## RECORD EXTRACTS

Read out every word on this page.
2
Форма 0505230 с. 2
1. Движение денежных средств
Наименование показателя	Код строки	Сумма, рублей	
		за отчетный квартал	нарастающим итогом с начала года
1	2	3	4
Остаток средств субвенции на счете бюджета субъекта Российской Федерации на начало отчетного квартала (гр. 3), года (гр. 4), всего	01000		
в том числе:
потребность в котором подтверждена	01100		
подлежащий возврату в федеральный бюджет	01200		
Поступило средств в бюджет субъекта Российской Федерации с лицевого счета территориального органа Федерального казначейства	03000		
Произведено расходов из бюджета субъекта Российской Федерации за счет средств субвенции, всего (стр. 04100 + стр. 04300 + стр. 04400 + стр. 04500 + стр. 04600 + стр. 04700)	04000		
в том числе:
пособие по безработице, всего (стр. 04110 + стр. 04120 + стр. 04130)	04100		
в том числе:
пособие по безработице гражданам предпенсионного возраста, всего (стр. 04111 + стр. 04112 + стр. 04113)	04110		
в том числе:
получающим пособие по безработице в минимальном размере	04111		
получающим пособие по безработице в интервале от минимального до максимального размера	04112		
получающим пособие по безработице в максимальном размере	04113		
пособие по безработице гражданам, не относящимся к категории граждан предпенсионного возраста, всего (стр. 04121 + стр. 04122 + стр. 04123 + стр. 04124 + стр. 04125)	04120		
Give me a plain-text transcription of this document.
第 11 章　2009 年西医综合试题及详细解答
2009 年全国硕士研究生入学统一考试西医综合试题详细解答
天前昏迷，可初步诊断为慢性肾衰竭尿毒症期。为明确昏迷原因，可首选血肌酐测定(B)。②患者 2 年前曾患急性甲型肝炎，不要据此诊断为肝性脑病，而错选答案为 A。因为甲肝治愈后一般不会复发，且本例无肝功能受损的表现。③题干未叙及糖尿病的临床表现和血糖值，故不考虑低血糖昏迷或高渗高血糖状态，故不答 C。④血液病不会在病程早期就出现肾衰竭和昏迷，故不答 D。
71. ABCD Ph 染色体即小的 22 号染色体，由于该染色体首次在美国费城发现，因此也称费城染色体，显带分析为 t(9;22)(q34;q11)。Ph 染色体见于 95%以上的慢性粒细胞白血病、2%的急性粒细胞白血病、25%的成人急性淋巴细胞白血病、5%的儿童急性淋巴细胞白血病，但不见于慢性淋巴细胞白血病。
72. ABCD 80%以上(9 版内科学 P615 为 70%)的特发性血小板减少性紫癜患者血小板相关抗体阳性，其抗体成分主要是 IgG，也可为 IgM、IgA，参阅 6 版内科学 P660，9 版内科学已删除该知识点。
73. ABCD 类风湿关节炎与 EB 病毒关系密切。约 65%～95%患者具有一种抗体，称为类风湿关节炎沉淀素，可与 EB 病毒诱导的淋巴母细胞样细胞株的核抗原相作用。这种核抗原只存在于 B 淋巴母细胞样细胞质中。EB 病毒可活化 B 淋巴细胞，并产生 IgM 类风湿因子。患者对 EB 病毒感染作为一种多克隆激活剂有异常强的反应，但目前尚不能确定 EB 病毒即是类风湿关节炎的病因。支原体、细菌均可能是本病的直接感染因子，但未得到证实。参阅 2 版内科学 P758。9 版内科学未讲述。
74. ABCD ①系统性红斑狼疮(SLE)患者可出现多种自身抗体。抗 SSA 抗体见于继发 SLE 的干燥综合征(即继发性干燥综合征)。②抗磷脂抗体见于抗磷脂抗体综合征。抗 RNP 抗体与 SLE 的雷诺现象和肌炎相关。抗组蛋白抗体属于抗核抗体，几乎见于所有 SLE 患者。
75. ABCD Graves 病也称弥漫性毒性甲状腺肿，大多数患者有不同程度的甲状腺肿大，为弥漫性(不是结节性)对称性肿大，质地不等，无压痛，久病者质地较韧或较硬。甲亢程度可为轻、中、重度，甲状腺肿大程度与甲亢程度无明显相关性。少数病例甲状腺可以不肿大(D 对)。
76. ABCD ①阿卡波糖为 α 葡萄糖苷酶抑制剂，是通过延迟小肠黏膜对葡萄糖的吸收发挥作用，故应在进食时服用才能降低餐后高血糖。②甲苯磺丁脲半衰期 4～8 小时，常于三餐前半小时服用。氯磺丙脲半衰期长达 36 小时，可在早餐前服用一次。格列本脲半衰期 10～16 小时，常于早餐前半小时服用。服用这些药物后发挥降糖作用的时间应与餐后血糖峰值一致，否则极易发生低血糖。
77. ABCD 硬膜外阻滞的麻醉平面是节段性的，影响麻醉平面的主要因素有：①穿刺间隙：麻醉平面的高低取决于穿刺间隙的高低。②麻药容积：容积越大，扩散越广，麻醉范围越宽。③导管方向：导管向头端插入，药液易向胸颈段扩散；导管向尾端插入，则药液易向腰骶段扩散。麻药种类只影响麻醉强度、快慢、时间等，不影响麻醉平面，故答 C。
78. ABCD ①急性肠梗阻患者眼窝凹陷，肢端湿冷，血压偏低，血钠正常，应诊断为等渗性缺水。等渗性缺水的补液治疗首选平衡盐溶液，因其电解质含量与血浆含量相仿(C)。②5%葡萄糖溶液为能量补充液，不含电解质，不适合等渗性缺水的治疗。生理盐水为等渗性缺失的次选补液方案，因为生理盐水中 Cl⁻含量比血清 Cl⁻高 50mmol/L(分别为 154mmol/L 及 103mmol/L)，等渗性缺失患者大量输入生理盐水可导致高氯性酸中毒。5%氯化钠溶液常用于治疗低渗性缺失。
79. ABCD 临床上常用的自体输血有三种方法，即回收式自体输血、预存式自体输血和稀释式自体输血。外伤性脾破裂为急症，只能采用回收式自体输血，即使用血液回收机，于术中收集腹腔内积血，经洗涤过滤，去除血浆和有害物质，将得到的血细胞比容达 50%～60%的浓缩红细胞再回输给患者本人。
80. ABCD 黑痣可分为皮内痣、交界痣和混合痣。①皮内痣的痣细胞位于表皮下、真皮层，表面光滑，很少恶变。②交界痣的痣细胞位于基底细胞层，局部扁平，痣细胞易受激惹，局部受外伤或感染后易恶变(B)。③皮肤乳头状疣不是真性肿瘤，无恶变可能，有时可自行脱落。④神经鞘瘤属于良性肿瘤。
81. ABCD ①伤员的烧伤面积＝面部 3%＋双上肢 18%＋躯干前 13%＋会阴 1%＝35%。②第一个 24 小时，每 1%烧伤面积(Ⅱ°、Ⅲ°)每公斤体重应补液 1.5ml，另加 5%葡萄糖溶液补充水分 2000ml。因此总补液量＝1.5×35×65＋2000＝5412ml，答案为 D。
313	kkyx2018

## EXERCISE AIM
From the listing above, collect each line in which the string "版内科学" appears.

## IN RESPONSE
72. ABCD 80%以上(9 版内科学 P615 为 70%)的特发性血小板减少性紫癜患者血小板相关抗体阳性，其抗体成分主要是 IgG，也可为 IgM、IgA，参阅 6 版内科学 P660，9 版内科学已删除该知识点。
73. ABCD 类风湿关节炎与 EB 病毒关系密切。约 65%～95%患者具有一种抗体，称为类风湿关节炎沉淀素，可与 EB 病毒诱导的淋巴母细胞样细胞株的核抗原相作用。这种核抗原只存在于 B 淋巴母细胞样细胞质中。EB 病毒可活化 B 淋巴细胞，并产生 IgM 类风湿因子。患者对 EB 病毒感染作为一种多克隆激活剂有异常强的反应，但目前尚不能确定 EB 病毒即是类风湿关节炎的病因。支原体、细菌均可能是本病的直接感染因子，但未得到证实。参阅 2 版内科学 P758。9 版内科学未讲述。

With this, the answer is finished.